> _Objective_:
Reproduce the data exactly.
===============
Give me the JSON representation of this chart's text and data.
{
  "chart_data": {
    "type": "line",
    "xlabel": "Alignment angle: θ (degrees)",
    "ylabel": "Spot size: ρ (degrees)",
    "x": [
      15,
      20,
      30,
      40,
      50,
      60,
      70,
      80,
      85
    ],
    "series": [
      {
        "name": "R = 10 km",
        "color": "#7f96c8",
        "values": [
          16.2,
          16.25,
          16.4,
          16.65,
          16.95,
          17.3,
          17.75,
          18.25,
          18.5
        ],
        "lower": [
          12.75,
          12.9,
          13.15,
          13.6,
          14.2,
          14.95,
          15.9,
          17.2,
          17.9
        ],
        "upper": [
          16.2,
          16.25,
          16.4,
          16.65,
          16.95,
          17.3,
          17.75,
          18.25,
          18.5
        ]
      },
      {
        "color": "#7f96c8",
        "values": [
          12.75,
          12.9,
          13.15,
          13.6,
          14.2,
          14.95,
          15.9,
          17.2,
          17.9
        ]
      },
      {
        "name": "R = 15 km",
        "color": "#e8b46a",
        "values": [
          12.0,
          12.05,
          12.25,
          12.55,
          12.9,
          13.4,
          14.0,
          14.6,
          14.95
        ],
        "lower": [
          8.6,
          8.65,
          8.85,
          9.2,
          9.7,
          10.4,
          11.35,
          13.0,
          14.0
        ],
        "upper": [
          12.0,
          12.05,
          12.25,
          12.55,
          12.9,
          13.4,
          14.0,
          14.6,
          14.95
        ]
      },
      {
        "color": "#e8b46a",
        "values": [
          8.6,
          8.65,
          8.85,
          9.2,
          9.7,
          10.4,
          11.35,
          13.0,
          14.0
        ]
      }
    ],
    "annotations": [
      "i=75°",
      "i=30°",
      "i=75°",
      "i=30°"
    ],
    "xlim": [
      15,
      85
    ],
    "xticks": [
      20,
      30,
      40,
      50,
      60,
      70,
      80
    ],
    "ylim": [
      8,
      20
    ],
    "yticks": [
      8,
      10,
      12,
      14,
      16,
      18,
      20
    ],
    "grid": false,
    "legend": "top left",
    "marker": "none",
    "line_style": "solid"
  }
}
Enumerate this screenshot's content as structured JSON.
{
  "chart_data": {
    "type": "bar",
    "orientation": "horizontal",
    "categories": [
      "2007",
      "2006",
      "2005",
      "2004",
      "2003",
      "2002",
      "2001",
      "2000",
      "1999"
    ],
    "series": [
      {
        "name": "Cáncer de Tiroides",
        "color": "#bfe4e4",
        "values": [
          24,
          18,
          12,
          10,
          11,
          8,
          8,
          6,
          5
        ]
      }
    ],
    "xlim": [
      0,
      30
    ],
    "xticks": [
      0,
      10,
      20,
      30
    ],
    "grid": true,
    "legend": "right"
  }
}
===============
> _Reply_:
Give me the JSON representation of this chart's text and data.
{
  "chart_data": {
    "type": "line",
    "xlabel": "Alignment angle: θ (degrees)",
    "ylabel": "Spot size: ρ (degrees)",
    "x": [
      15,
      20,
      30,
      40,
      50,
      60,
      70,
      80,
      85
    ],
    "series": [
      {
        "name": "R = 10 km",
        "color": "#7f96c8",
        "values": [
          16.2,
          16.25,
          16.4,
          16.65,
          16.95,
          17.3,
          17.75,
          18.25,
          18.5
        ],
        "lower": [
          12.75,
          12.9,
          13.15,
          13.6,
          14.2,
          14.95,
          15.9,
          17.2,
          17.9
        ],
        "upper": [
          16.2,
          16.25,
          16.4,
          16.65,
          16.95,
          17.3,
          17.75,
          18.25,
          18.5
        ]
      },
      {
        "color": "#7f96c8",
        "values": [
          12.75,
          12.9,
          13.15,
          13.6,
          14.2,
          14.95,
          15.9,
          17.2,
          17.9
        ]
      },
      {
        "name": "R = 15 km",
        "color": "#e8b46a",
        "values": [
          12.0,
          12.05,
          12.25,
          12.55,
          12.9,
          13.4,
          14.0,
          14.6,
          14.95
        ],
        "lower": [
          8.6,
          8.65,
          8.85,
          9.2,
          9.7,
          10.4,
          11.35,
          13.0,
          14.0
        ],
        "upper": [
          12.0,
          12.05,
          12.25,
          12.55,
          12.9,
          13.4,
          14.0,
          14.6,
          14.95
        ]
      },
      {
        "color": "#e8b46a",
        "values": [
          8.6,
          8.65,
          8.85,
          9.2,
          9.7,
          10.4,
          11.35,
          13.0,
          14.0
        ]
      }
    ],
    "annotations": [
      "i=75°",
      "i=30°",
      "i=75°",
      "i=30°"
    ],
    "xlim": [
      15,
      85
    ],
    "xticks": [
      20,
      30,
      40,
      50,
      60,
      70,
      80
    ],
    "ylim": [
      8,
      20
    ],
    "yticks": [
      8,
      10,
      12,
      14,
      16,
      18,
      20
    ],
    "grid": false,
    "legend": "top left",
    "marker": "none",
    "line_style": "solid"
  }
}
Enumerate this screenshot's content as structured JSON.
{
  "chart_data": {
    "type": "bar",
    "orientation": "horizontal",
    "categories": [
      "2007",
      "2006",
      "2005",
      "2004",
      "2003",
      "2002",
      "2001",
      "2000",
      "1999"
    ],
    "series": [
      {
        "name": "Cáncer de Tiroides",
        "color": "#bfe4e4",
        "values": [
          24,
          18,
          12,
          10,
          11,
          8,
          8,
          6,
          5
        ]
      }
    ],
    "xlim": [
      0,
      30
    ],
    "xticks": [
      0,
      10,
      20,
      30
    ],
    "grid": true,
    "legend": "right"
  }
}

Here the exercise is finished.